# Instruction
Reproduce all entries precisely, down to the last character.

# Exercise input
*****
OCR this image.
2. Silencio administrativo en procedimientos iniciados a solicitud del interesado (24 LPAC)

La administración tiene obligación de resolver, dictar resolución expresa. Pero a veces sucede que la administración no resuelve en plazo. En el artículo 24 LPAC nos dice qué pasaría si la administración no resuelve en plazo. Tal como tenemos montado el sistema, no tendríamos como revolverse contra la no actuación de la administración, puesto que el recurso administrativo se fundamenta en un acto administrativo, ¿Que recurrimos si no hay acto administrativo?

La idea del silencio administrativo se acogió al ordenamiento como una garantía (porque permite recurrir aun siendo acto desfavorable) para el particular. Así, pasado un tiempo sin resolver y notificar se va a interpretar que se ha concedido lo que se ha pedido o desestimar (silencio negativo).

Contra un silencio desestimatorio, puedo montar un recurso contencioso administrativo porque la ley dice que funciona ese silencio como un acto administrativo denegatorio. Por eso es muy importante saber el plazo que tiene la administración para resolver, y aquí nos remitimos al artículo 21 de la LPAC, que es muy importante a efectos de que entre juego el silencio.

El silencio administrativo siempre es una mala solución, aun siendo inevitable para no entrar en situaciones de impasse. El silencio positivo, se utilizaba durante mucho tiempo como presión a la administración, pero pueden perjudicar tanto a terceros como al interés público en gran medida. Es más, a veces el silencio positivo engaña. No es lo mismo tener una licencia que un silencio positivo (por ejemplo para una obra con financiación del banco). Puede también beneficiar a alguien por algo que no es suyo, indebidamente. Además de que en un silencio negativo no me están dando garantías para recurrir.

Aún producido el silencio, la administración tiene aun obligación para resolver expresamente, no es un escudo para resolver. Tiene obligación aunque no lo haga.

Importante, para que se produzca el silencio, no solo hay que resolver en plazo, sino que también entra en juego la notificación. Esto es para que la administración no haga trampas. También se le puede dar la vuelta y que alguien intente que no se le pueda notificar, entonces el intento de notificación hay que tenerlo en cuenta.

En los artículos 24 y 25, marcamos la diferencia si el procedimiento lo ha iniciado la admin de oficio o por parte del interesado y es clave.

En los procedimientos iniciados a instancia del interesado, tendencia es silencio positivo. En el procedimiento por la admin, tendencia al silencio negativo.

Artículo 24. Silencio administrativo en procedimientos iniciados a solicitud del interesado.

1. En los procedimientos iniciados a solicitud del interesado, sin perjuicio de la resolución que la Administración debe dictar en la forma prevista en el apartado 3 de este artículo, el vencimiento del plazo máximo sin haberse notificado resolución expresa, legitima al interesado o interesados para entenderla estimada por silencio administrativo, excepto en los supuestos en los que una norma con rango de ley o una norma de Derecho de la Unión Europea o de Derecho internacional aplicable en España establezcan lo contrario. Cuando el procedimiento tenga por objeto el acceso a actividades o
*****
# Task result
OCR this image.
2. Silencio administrativo en procedimientos iniciados a solicitud del interesado (24 LPAC)

La administración tiene obligación de resolver, dictar resolución expresa. Pero a veces sucede que la administración no resuelve en plazo. En el artículo 24 LPAC nos dice qué pasaría si la administración no resuelve en plazo. Tal como tenemos montado el sistema, no tendríamos como revolverse contra la no actuación de la administración, puesto que el recurso administrativo se fundamenta en un acto administrativo, ¿Que recurrimos si no hay acto administrativo?

La idea del silencio administrativo se acogió al ordenamiento como una garantía (porque permite recurrir aun siendo acto desfavorable) para el particular. Así, pasado un tiempo sin resolver y notificar se va a interpretar que se ha concedido lo que se ha pedido o desestimar (silencio negativo).

Contra un silencio desestimatorio, puedo montar un recurso contencioso administrativo porque la ley dice que funciona ese silencio como un acto administrativo denegatorio. Por eso es muy importante saber el plazo que tiene la administración para resolver, y aquí nos remitimos al artículo 21 de la LPAC, que es muy importante a efectos de que entre juego el silencio.

El silencio administrativo siempre es una mala solución, aun siendo inevitable para no entrar en situaciones de impasse. El silencio positivo, se utilizaba durante mucho tiempo como presión a la administración, pero pueden perjudicar tanto a terceros como al interés público en gran medida. Es más, a veces el silencio positivo engaña. No es lo mismo tener una licencia que un silencio positivo (por ejemplo para una obra con financiación del banco). Puede también beneficiar a alguien por algo que no es suyo, indebidamente. Además de que en un silencio negativo no me están dando garantías para recurrir.

Aún producido el silencio, la administración tiene aun obligación para resolver expresamente, no es un escudo para resolver. Tiene obligación aunque no lo haga.

Importante, para que se produzca el silencio, no solo hay que resolver en plazo, sino que también entra en juego la notificación. Esto es para que la administración no haga trampas. También se le puede dar la vuelta y que alguien intente que no se le pueda notificar, entonces el intento de notificación hay que tenerlo en cuenta.

En los artículos 24 y 25, marcamos la diferencia si el procedimiento lo ha iniciado la admin de oficio o por parte del interesado y es clave.

En los procedimientos iniciados a instancia del interesado, tendencia es silencio positivo. En el procedimiento por la admin, tendencia al silencio negativo.

Artículo 24. Silencio administrativo en procedimientos iniciados a solicitud del interesado.

1. En los procedimientos iniciados a solicitud del interesado, sin perjuicio de la resolución que la Administración debe dictar en la forma prevista en el apartado 3 de este artículo, el vencimiento del plazo máximo sin haberse notificado resolución expresa, legitima al interesado o interesados para entenderla estimada por silencio administrativo, excepto en los supuestos en los que una norma con rango de ley o una norma de Derecho de la Unión Europea o de Derecho internacional aplicable en España establezcan lo contrario. Cuando el procedimiento tenga por objeto el acceso a actividades o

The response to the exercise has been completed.